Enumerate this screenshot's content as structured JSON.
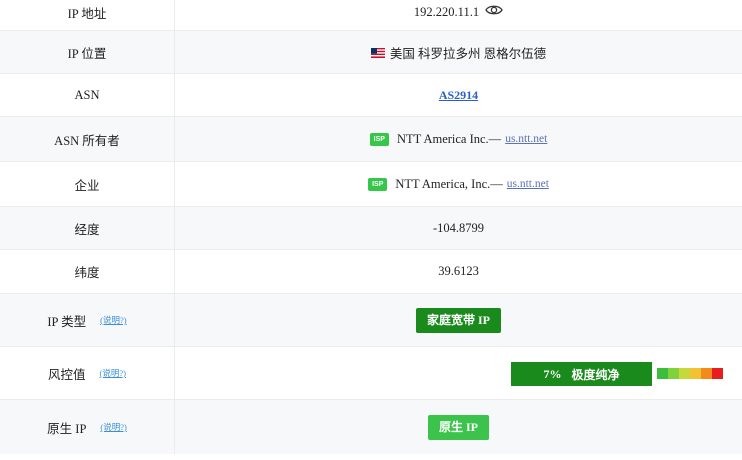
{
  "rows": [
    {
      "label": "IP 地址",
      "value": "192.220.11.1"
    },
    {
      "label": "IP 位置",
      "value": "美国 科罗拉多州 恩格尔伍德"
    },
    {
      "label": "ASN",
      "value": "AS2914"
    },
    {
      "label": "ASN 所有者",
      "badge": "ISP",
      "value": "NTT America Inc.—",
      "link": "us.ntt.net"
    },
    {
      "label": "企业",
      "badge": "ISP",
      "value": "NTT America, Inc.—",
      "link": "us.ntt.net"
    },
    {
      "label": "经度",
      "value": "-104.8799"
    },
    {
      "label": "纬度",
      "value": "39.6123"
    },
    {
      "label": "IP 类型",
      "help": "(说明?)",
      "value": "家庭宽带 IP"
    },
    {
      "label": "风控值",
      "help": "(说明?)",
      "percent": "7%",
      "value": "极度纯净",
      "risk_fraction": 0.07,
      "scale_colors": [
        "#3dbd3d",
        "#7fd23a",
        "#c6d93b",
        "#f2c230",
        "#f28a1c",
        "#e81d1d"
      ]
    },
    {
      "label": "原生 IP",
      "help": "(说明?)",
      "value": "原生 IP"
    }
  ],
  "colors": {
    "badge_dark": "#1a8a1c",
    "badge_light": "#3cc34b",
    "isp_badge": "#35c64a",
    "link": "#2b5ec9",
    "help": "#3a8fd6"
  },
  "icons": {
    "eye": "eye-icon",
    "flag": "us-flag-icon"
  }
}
--------------------
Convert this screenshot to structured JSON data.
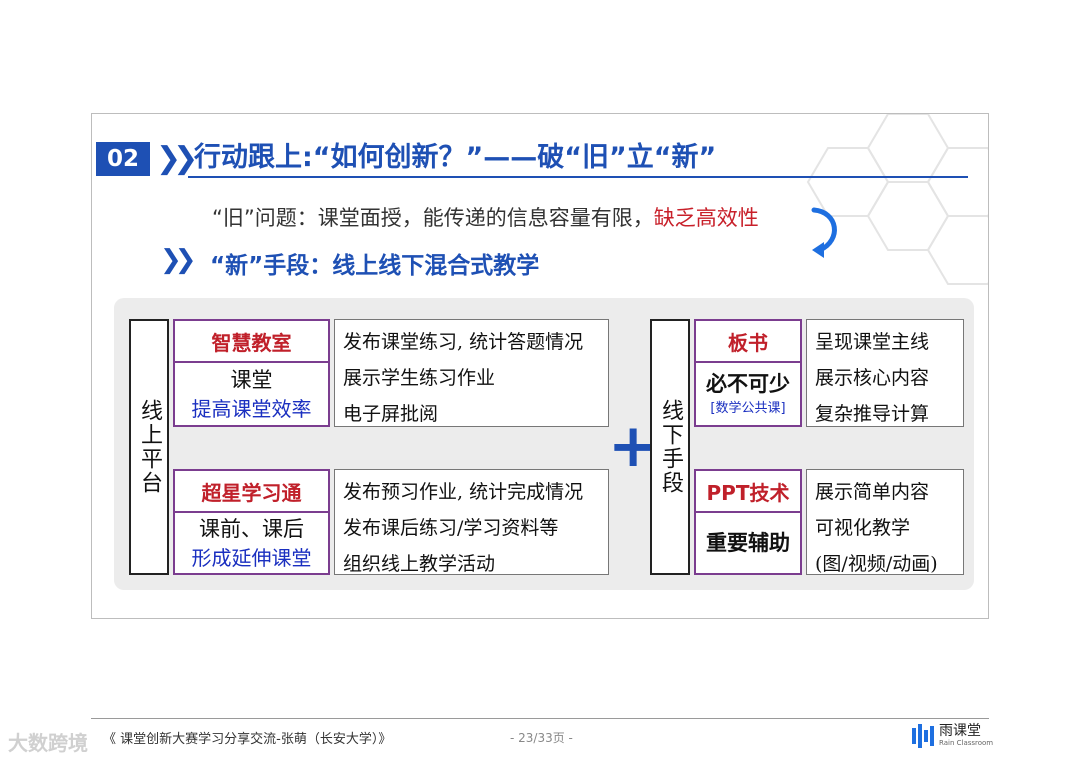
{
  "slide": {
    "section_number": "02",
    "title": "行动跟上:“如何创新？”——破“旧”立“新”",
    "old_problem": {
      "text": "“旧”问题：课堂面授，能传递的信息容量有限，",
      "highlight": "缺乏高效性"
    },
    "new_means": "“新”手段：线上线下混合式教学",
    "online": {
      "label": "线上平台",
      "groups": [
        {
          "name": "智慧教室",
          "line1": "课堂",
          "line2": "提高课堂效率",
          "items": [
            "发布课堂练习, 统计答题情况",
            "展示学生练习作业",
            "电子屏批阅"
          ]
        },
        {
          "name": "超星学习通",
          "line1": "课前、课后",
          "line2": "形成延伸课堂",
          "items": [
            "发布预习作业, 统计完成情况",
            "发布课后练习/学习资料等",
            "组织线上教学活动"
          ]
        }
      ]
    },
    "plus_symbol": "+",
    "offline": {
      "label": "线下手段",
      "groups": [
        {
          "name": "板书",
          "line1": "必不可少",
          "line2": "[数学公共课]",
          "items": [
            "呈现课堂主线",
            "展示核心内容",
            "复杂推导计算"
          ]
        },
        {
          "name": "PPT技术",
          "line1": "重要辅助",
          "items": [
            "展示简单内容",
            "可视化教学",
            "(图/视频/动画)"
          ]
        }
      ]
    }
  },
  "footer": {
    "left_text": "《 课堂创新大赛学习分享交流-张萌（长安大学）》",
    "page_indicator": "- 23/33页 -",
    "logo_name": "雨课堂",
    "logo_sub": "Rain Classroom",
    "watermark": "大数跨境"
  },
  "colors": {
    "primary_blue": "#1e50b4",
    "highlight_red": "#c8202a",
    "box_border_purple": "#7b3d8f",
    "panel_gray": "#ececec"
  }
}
--------------------
TASK OBJECTIVE: Look through the records and gather every line containing "America".

THE RESPONSE:
      "value": "NTT America Inc.—",
      "value": "NTT America, Inc.—",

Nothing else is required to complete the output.